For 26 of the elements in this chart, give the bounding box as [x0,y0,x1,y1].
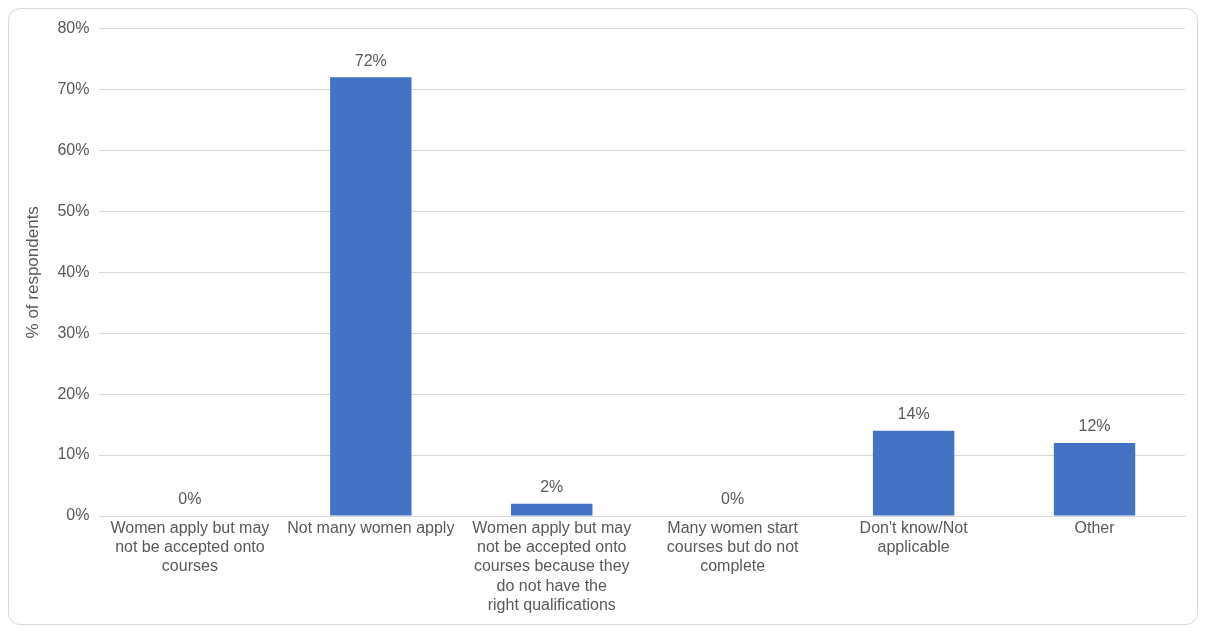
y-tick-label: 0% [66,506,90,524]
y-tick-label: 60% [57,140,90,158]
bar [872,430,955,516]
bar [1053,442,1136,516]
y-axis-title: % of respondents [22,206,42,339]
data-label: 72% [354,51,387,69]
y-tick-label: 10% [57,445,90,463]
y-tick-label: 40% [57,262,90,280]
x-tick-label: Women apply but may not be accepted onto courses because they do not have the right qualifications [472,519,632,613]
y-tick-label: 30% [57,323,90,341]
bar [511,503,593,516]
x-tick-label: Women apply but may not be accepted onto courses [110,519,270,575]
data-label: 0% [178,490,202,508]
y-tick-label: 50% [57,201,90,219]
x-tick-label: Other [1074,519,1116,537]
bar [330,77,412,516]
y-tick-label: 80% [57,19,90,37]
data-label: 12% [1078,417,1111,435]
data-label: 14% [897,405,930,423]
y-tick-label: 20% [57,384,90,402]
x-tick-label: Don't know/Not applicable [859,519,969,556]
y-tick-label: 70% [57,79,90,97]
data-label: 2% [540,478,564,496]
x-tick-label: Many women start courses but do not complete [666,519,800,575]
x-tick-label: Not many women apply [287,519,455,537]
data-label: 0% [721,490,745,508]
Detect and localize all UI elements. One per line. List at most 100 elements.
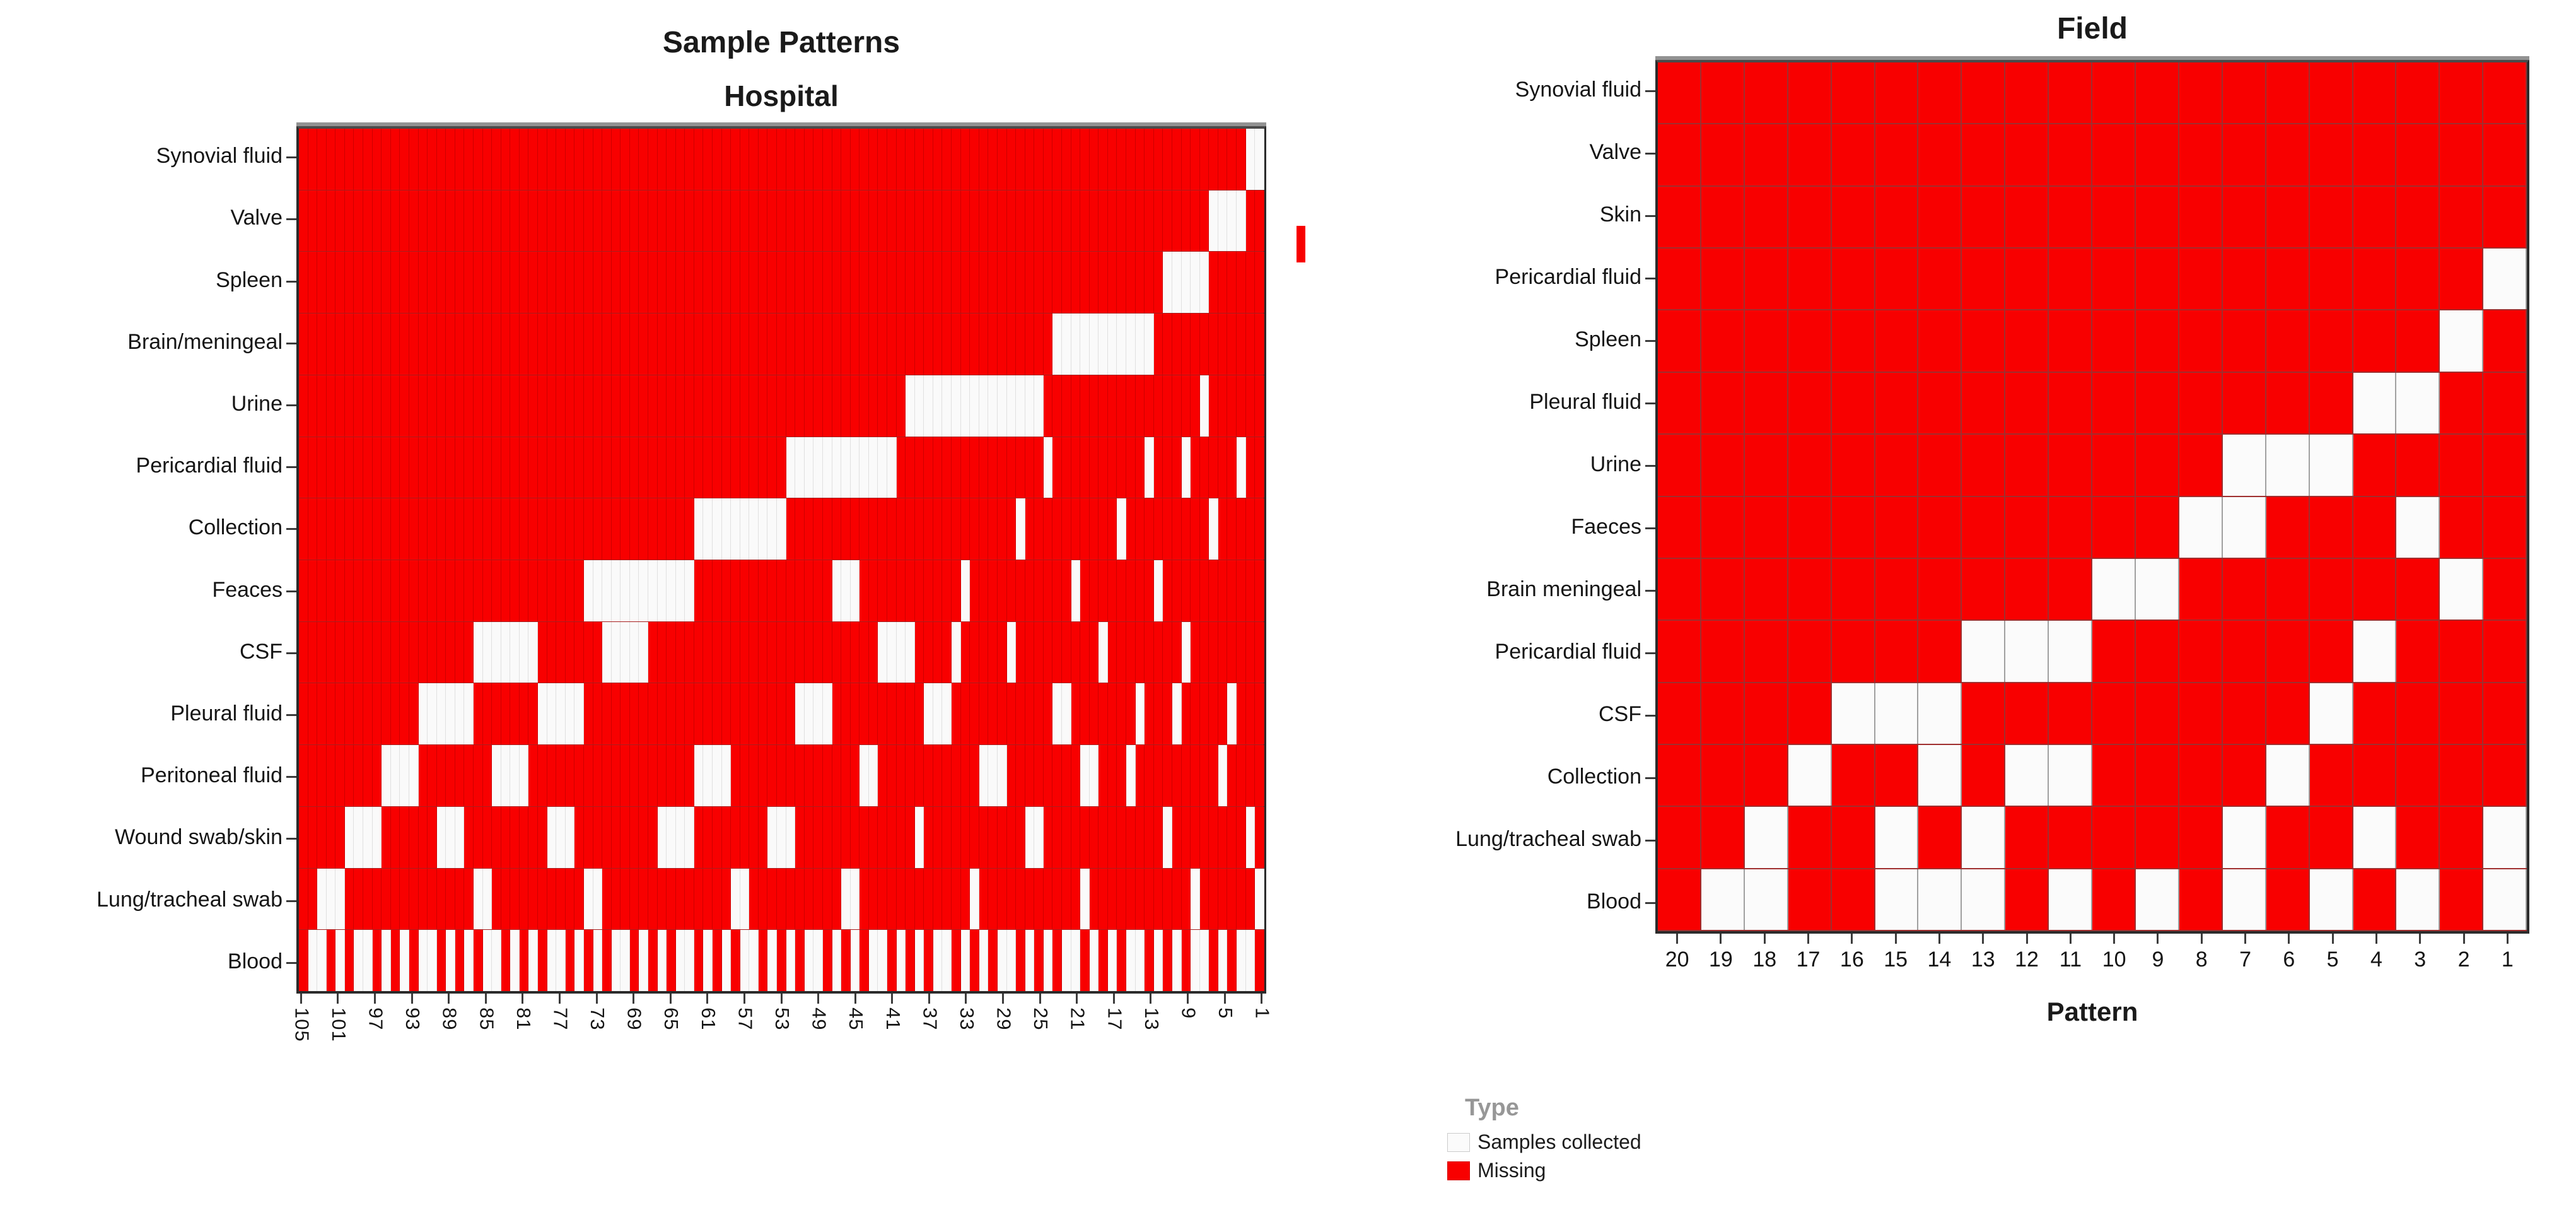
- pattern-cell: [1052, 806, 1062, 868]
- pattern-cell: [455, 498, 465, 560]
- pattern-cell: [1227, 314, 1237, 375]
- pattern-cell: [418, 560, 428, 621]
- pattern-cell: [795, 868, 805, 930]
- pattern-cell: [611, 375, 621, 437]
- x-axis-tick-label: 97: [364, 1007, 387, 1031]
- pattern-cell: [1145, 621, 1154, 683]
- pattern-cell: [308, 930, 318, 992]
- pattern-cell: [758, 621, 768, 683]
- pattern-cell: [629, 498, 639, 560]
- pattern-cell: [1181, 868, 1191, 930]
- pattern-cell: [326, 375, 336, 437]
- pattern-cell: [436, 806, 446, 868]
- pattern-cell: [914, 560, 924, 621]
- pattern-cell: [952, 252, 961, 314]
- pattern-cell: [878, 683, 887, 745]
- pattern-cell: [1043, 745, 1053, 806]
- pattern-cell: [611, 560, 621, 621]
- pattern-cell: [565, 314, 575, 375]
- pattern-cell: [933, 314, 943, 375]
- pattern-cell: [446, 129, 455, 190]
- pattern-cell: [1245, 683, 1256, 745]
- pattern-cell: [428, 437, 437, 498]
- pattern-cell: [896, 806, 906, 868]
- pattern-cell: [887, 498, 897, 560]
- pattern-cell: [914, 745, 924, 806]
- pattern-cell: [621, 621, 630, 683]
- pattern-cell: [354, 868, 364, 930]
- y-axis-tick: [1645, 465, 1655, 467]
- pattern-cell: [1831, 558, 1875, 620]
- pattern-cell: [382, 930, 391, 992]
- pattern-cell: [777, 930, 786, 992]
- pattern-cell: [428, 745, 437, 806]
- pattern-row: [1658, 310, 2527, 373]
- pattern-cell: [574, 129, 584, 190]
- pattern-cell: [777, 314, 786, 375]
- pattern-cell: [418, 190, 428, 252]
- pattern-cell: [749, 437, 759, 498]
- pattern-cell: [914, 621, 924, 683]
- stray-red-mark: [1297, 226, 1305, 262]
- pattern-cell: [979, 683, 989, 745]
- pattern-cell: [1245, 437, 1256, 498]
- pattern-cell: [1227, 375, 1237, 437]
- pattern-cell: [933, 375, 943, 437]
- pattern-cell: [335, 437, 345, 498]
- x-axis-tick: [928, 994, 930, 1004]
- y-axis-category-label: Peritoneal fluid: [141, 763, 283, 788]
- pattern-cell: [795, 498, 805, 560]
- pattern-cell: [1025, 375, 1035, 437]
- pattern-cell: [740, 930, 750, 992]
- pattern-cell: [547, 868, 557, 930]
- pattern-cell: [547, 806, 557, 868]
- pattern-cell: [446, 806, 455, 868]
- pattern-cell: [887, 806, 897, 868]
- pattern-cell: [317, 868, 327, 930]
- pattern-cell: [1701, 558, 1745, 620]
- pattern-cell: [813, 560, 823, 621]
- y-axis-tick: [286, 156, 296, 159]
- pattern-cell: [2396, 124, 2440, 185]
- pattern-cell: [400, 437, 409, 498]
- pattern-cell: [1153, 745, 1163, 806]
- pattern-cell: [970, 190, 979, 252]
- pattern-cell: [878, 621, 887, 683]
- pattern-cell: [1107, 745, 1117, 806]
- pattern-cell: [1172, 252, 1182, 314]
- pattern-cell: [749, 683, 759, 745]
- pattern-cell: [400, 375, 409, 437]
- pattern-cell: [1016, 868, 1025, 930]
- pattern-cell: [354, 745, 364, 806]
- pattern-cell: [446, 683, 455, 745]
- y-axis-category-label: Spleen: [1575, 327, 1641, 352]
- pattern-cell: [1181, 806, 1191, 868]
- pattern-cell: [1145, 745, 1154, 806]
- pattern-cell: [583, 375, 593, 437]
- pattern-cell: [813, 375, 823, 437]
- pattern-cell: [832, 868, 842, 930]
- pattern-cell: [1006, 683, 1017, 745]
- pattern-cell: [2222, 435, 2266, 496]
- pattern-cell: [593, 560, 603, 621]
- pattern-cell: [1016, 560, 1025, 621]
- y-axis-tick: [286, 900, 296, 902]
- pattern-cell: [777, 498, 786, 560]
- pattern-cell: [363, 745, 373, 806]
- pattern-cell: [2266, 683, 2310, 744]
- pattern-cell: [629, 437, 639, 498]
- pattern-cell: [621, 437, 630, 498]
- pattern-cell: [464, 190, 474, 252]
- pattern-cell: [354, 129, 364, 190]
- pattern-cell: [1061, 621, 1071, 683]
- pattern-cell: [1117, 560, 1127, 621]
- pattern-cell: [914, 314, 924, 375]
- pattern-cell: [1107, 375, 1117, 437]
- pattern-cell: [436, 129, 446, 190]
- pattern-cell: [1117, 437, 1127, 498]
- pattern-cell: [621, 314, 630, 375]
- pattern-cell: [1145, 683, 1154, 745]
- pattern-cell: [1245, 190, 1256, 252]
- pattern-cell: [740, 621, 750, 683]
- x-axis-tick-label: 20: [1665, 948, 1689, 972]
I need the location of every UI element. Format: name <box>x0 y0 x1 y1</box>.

AIM. Reproduce verbatim the lines from the line containing "- pattern-cell: [1052, 806, 1062, 868]" through the line containing "- pattern-cell: [436, 806, 446, 868]", inclusive of both.

TASK OUTPUT.
- pattern-cell: [1052, 806, 1062, 868]
- pattern-cell: [455, 498, 465, 560]
- pattern-cell: [1227, 314, 1237, 375]
- pattern-cell: [418, 560, 428, 621]
- pattern-cell: [795, 868, 805, 930]
- pattern-cell: [611, 375, 621, 437]
- x-axis-tick-label: 97: [364, 1007, 387, 1031]
- pattern-cell: [1145, 621, 1154, 683]
- pattern-cell: [308, 930, 318, 992]
- pattern-cell: [758, 621, 768, 683]
- pattern-cell: [629, 498, 639, 560]
- pattern-cell: [1181, 868, 1191, 930]
- pattern-cell: [326, 375, 336, 437]
- pattern-cell: [436, 806, 446, 868]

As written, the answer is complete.